_Required task_: Extract every line of the material that holds the string "Asia".

--- BEGIN Given records ---

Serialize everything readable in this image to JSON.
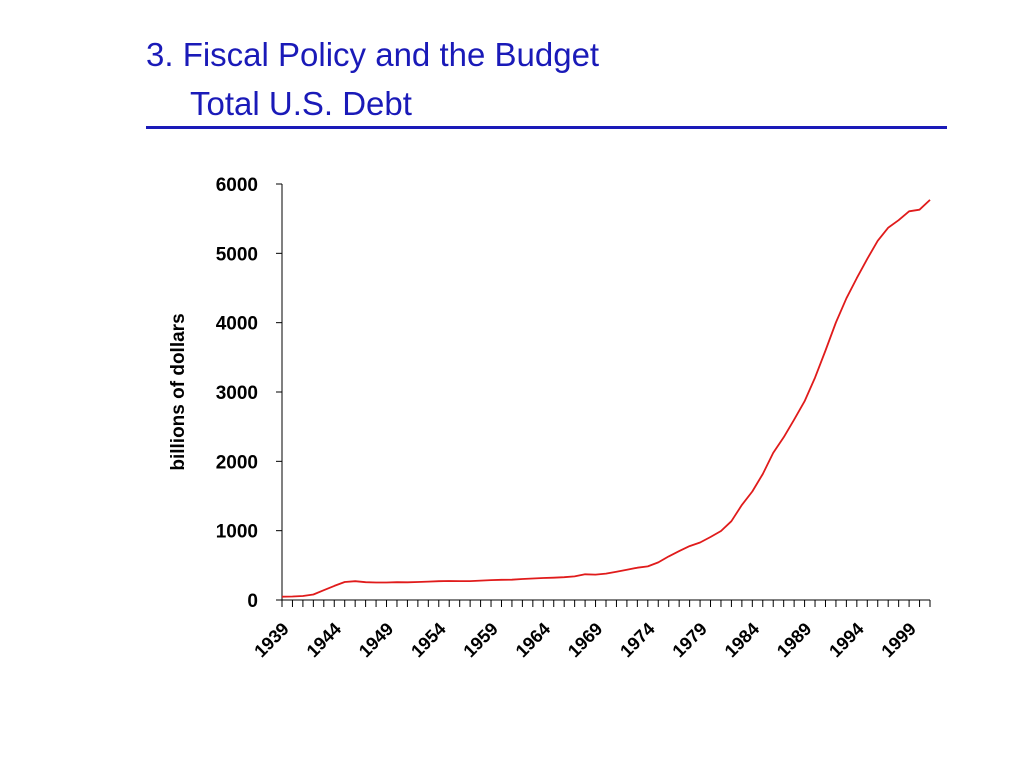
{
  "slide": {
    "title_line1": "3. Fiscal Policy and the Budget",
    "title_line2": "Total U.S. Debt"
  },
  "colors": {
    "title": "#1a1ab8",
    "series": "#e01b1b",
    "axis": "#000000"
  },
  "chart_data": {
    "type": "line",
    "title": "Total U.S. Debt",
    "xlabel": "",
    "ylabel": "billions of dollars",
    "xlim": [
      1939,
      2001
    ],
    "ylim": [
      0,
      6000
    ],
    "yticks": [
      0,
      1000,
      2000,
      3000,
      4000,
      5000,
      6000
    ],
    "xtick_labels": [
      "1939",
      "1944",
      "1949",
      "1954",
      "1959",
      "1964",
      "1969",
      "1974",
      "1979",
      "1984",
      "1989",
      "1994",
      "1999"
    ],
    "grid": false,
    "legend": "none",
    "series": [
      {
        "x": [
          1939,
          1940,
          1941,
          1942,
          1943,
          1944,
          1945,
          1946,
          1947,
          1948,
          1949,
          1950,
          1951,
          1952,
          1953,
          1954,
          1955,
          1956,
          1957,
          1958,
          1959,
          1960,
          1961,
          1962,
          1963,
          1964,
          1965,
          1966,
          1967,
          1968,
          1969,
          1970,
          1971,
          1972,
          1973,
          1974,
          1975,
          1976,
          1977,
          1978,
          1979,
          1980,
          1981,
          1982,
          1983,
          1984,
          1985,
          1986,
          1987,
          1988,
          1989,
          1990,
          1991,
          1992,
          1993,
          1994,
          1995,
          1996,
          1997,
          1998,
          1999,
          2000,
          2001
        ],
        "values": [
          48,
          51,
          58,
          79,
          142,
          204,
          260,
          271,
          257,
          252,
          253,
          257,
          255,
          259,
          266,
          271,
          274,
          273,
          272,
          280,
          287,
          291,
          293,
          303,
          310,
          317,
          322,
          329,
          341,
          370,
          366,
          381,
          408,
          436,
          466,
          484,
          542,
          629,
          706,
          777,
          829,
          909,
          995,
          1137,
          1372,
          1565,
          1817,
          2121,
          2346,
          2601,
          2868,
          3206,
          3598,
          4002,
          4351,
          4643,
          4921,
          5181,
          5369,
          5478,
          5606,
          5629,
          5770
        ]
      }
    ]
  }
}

--- END Given records ---
--- BEGIN Given records ---

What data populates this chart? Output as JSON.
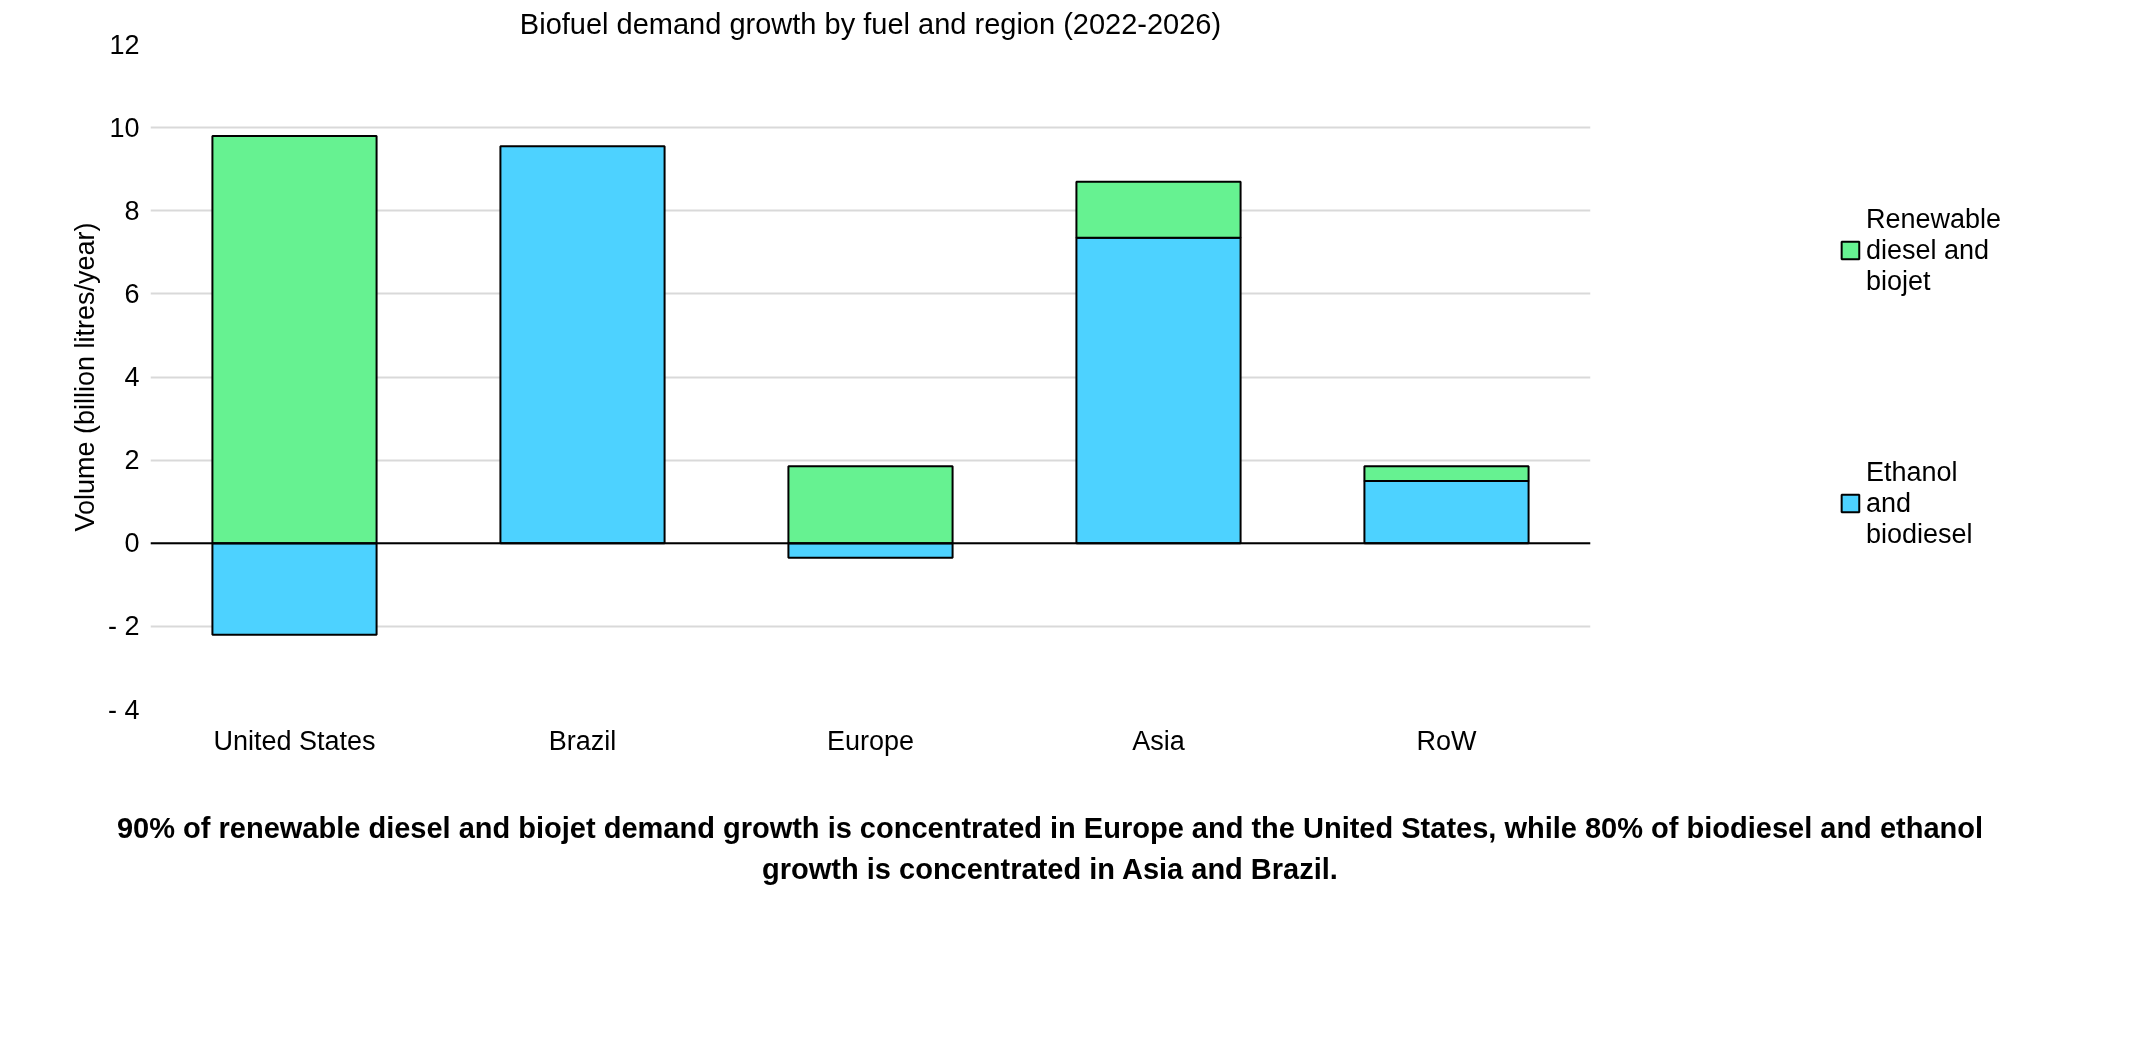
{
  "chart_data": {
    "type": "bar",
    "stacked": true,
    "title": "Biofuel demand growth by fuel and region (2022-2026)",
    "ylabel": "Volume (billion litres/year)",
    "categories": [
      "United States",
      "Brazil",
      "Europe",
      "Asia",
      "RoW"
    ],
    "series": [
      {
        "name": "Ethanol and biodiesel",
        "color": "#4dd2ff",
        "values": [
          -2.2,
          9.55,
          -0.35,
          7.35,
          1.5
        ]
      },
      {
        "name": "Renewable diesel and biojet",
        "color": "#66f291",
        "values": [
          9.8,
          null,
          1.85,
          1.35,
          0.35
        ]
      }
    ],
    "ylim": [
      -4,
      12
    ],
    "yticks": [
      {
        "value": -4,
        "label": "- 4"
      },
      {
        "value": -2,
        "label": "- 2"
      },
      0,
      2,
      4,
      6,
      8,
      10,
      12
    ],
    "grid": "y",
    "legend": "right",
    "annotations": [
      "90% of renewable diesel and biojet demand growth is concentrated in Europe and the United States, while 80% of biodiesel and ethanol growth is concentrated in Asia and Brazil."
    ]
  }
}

--- END Given records ---

_Response to the exercise_:
      "Asia",
      "90% of renewable diesel and biojet demand growth is concentrated in Europe and the United States, while 80% of biodiesel and ethanol growth is concentrated in Asia and Brazil."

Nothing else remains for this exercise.